Do this
Show every line of the listing below that contains the string "Конвенции".

Given records
┌──

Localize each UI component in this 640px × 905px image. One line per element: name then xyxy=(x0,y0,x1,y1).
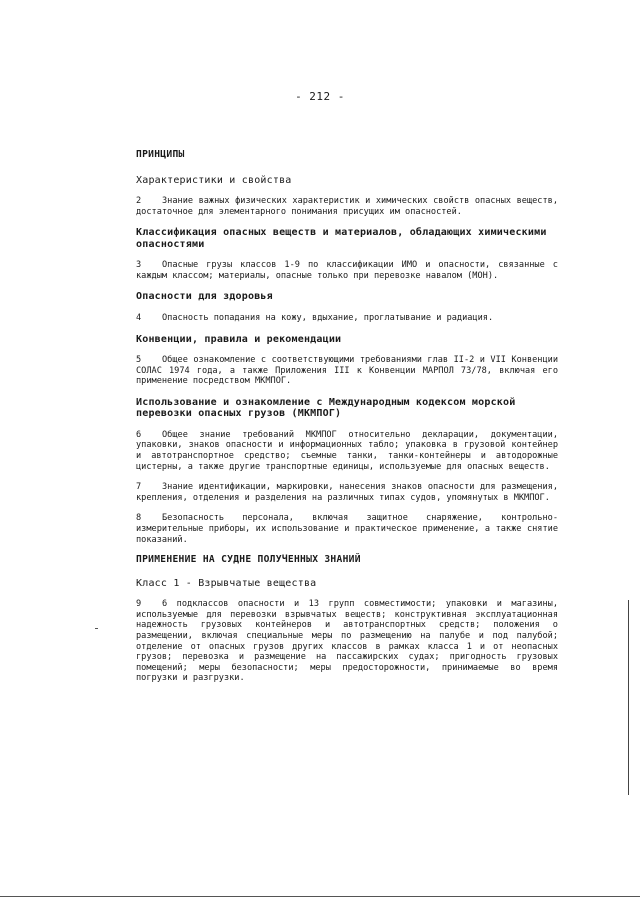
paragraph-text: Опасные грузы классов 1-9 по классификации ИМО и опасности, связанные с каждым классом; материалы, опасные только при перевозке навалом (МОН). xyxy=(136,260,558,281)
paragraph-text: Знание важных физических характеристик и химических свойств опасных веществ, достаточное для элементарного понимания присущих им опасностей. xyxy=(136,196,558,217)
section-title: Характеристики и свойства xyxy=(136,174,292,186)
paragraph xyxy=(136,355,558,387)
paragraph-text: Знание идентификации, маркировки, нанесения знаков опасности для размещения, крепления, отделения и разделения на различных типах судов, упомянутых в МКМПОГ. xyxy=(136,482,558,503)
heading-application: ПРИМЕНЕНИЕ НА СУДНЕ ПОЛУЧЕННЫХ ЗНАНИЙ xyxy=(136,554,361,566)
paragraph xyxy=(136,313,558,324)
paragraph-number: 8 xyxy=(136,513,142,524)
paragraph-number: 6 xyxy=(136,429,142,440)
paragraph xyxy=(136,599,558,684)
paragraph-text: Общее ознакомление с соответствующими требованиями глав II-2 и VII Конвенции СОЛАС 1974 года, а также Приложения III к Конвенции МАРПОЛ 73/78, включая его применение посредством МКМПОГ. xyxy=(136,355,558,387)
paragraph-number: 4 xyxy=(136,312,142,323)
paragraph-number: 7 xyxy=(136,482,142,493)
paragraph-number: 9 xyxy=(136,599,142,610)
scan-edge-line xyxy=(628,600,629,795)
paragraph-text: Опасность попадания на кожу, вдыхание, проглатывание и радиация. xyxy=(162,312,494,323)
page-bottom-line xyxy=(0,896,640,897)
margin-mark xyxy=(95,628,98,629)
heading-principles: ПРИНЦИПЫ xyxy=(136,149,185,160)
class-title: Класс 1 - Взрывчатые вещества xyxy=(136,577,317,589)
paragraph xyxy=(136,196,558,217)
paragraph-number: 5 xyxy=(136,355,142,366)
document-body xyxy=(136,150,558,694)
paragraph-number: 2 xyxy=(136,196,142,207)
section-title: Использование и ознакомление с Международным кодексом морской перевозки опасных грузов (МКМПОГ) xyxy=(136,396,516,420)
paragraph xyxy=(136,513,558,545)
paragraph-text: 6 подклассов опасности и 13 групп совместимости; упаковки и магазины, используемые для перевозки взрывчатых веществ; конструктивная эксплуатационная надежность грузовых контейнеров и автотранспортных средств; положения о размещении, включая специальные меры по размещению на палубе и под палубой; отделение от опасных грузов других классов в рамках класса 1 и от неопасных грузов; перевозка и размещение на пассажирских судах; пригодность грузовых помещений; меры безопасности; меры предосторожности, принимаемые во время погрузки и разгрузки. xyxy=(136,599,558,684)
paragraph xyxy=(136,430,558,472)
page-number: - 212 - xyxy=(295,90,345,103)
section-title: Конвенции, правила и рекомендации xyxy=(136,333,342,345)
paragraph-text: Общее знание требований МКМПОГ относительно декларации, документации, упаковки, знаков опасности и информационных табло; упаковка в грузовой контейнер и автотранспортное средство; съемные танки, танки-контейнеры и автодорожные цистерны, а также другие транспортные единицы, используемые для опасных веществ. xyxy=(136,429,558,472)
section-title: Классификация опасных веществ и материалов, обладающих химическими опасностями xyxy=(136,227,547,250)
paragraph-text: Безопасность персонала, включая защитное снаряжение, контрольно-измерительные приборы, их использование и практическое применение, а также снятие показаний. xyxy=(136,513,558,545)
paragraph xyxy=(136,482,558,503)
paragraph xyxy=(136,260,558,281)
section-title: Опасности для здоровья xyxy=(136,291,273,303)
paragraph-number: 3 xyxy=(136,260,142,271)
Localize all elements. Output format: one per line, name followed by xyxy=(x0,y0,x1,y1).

└──

Expected answer
paragraph-text: Общее ознакомление с соответствующими требованиями глав II-2 и VII Конвенции СОЛАС 1974 года, а также Приложения III к Конвенции МАРПОЛ 73/78, включая его применение посредством МКМПОГ. xyxy=(136,355,558,387)
section-title: Конвенции, правила и рекомендации xyxy=(136,333,342,345)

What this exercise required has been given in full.